WRITTEN PROBLEM: Pick out and copy every line below that has the word "宁可少好".

Saved entries:
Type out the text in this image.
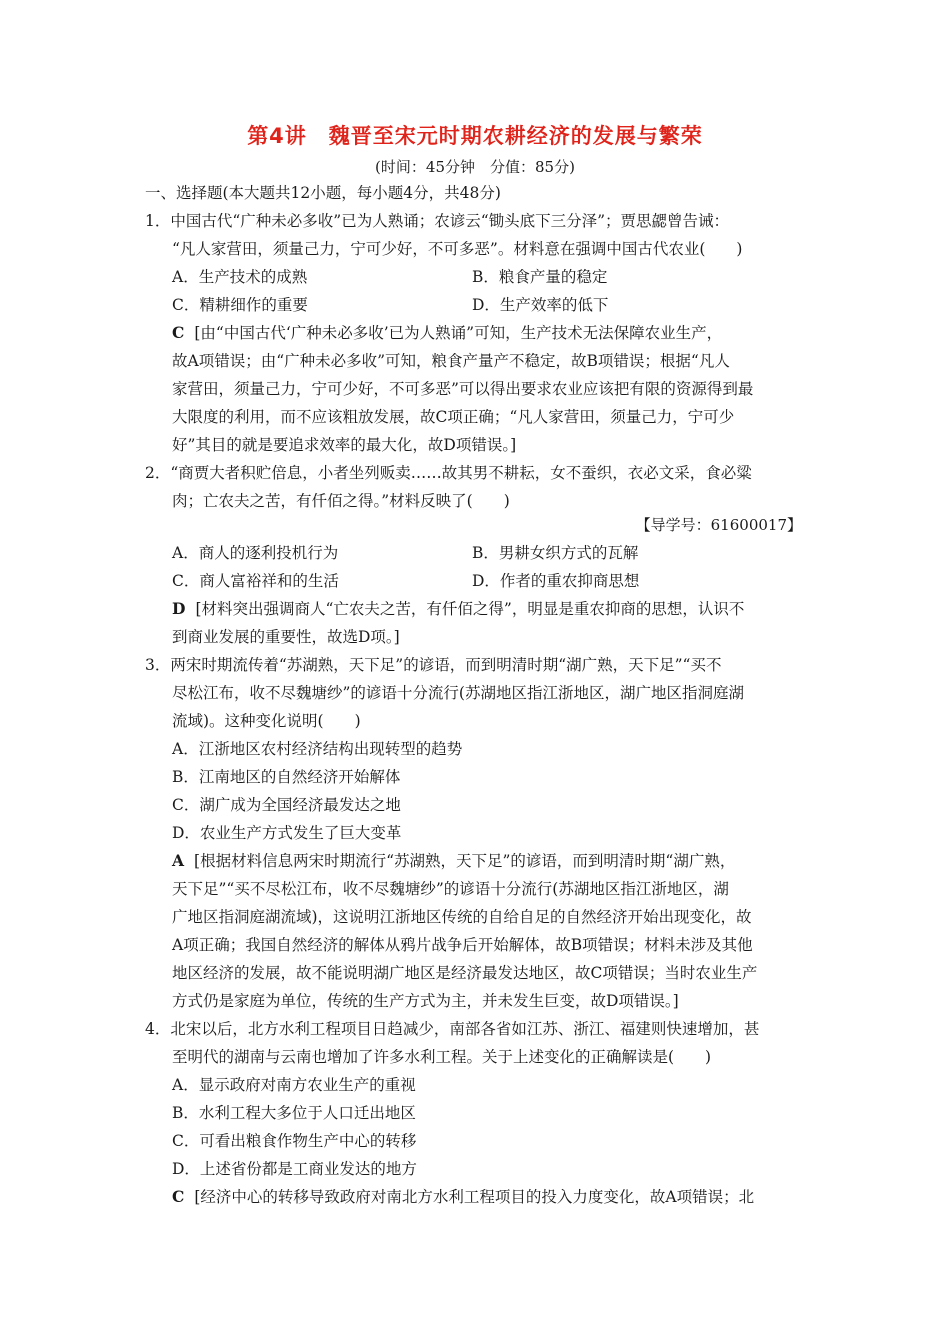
第4讲　魏晋至宋元时期农耕经济的发展与繁荣
(时间：45分钟　分值：85分)
一、选择题(本大题共12小题，每小题4分，共48分)
1．中国古代“广种未必多收”已为人熟诵；农谚云“锄头底下三分泽”；贾思勰曾告诫：
“凡人家营田，须量己力，宁可少好，不可多恶”。材料意在强调中国古代农业(　　)
A．生产技术的成熟	B．粮食产量的稳定
C．精耕细作的重要	D．生产效率的低下
C [由“中国古代‘广种未必多收’已为人熟诵”可知，生产技术无法保障农业生产，
故A项错误；由“广种未必多收”可知，粮食产量产不稳定，故B项错误；根据“凡人
家营田，须量己力，宁可少好，不可多恶”可以得出要求农业应该把有限的资源得到最
大限度的利用，而不应该粗放发展，故C项正确；“凡人家营田，须量己力，宁可少
好”其目的就是要追求效率的最大化，故D项错误。]
2．“商贾大者积贮倍息，小者坐列贩卖……故其男不耕耘，女不蚕织，衣必文采，食必粱
肉；亡农夫之苦，有仟佰之得。”材料反映了(　　)
【导学号：61600017】
A．商人的逐利投机行为	B．男耕女织方式的瓦解
C．商人富裕祥和的生活	D．作者的重农抑商思想
D [材料突出强调商人“亡农夫之苦，有仟佰之得”，明显是重农抑商的思想，认识不
到商业发展的重要性，故选D项。]
3．两宋时期流传着“苏湖熟，天下足”的谚语，而到明清时期“湖广熟，天下足”“买不
尽松江布，收不尽魏塘纱”的谚语十分流行(苏湖地区指江浙地区，湖广地区指洞庭湖
流域)。这种变化说明(　　)
A．江浙地区农村经济结构出现转型的趋势
B．江南地区的自然经济开始解体
C．湖广成为全国经济最发达之地
D．农业生产方式发生了巨大变革
A [根据材料信息两宋时期流行“苏湖熟，天下足”的谚语，而到明清时期“湖广熟，
天下足”“买不尽松江布，收不尽魏塘纱”的谚语十分流行(苏湖地区指江浙地区，湖
广地区指洞庭湖流域)，这说明江浙地区传统的自给自足的自然经济开始出现变化，故
A项正确；我国自然经济的解体从鸦片战争后开始解体，故B项错误；材料未涉及其他
地区经济的发展，故不能说明湖广地区是经济最发达地区，故C项错误；当时农业生产
方式仍是家庭为单位，传统的生产方式为主，并未发生巨变，故D项错误。]
4．北宋以后，北方水利工程项目日趋减少，南部各省如江苏、浙江、福建则快速增加，甚
至明代的湖南与云南也增加了许多水利工程。关于上述变化的正确解读是(　　)
A．显示政府对南方农业生产的重视
B．水利工程大多位于人口迁出地区
C．可看出粮食作物生产中心的转移
D．上述省份都是工商业发达的地方
C [经济中心的转移导致政府对南北方水利工程项目的投入力度变化，故A项错误；北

FULL ANSWER:
“凡人家营田，须量己力，宁可少好，不可多恶”。材料意在强调中国古代农业(　　)
家营田，须量己力，宁可少好，不可多恶”可以得出要求农业应该把有限的资源得到最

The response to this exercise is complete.